§ PROBLEM DESCRIPTION:
Pick out the lines in the listing below that contain the word "screenshot" and copy them.

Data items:
begin

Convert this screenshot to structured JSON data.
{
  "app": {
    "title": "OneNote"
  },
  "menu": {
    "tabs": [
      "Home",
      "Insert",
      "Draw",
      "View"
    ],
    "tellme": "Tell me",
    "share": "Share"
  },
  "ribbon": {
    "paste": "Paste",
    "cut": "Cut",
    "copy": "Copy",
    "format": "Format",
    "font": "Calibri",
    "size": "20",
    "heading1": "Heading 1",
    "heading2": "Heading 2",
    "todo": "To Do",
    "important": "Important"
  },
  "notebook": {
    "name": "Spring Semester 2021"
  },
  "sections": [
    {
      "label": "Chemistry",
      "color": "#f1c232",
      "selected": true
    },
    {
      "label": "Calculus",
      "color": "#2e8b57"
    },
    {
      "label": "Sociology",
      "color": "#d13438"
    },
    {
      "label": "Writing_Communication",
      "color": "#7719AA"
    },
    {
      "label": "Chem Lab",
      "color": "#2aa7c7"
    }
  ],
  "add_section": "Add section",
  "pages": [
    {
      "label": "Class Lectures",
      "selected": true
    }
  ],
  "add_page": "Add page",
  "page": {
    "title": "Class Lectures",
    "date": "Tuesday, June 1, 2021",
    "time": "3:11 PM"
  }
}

end
begin

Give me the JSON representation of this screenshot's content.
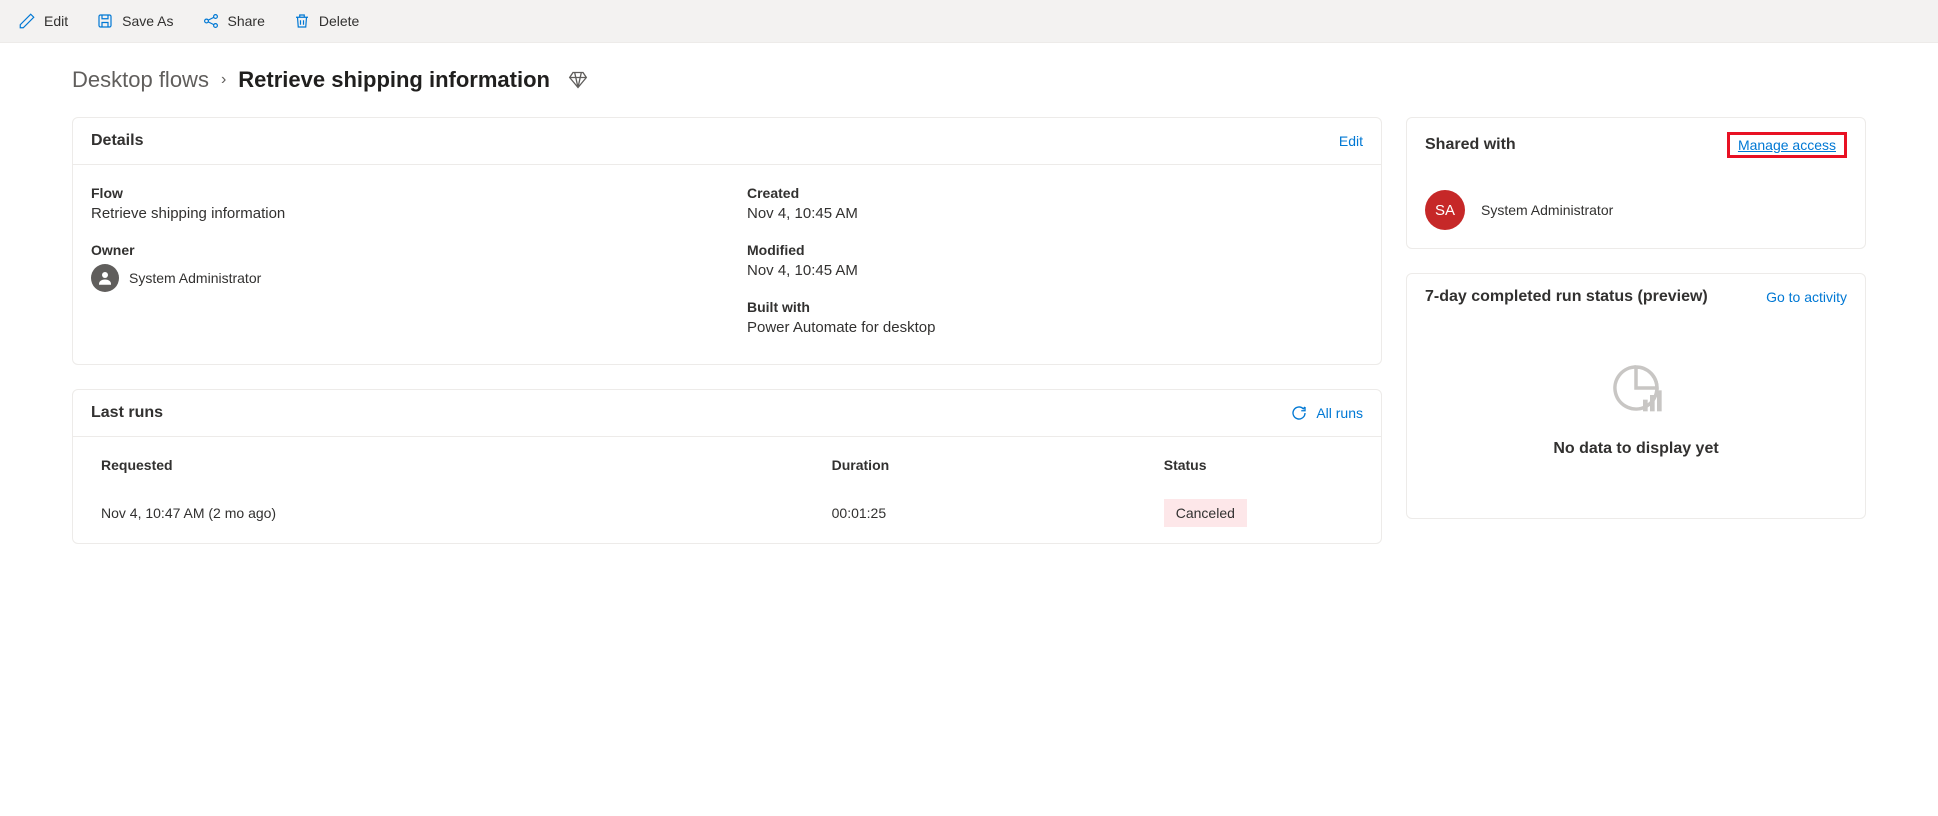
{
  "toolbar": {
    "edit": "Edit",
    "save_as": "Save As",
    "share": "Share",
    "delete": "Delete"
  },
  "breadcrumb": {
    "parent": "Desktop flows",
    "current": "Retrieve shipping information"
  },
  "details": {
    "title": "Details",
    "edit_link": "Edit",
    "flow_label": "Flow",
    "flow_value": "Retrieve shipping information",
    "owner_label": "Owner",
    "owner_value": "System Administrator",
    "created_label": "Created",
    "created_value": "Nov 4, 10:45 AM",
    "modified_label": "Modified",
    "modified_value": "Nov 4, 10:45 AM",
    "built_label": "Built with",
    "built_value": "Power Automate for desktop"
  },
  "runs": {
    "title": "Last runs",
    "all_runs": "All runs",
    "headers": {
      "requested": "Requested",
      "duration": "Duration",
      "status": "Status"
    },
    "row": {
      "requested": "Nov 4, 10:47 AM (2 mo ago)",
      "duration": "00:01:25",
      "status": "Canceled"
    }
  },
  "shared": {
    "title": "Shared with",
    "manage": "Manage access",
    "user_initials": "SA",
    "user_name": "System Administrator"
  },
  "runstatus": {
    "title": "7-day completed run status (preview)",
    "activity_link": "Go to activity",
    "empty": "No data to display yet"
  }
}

end

§ ANSWER:
Convert this screenshot to structured JSON data.
Give me the JSON representation of this screenshot's content.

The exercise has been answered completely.